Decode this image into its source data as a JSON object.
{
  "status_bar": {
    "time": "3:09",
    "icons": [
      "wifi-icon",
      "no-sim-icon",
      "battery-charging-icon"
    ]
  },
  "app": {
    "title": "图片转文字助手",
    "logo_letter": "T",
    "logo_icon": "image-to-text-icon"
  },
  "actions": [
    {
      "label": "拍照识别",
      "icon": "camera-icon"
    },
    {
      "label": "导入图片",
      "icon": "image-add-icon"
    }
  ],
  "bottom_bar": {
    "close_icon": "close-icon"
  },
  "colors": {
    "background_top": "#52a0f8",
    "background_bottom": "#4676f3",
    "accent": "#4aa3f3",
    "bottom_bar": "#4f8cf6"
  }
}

▸ PROMPT
Write each line above out exactly.

▸ IN RESPONSE
Decode this image into its source data as a JSON object.
{
  "status_bar": {
    "time": "3:09",
    "icons": [
      "wifi-icon",
      "no-sim-icon",
      "battery-charging-icon"
    ]
  },
  "app": {
    "title": "图片转文字助手",
    "logo_letter": "T",
    "logo_icon": "image-to-text-icon"
  },
  "actions": [
    {
      "label": "拍照识别",
      "icon": "camera-icon"
    },
    {
      "label": "导入图片",
      "icon": "image-add-icon"
    }
  ],
  "bottom_bar": {
    "close_icon": "close-icon"
  },
  "colors": {
    "background_top": "#52a0f8",
    "background_bottom": "#4676f3",
    "accent": "#4aa3f3",
    "bottom_bar": "#4f8cf6"
  }
}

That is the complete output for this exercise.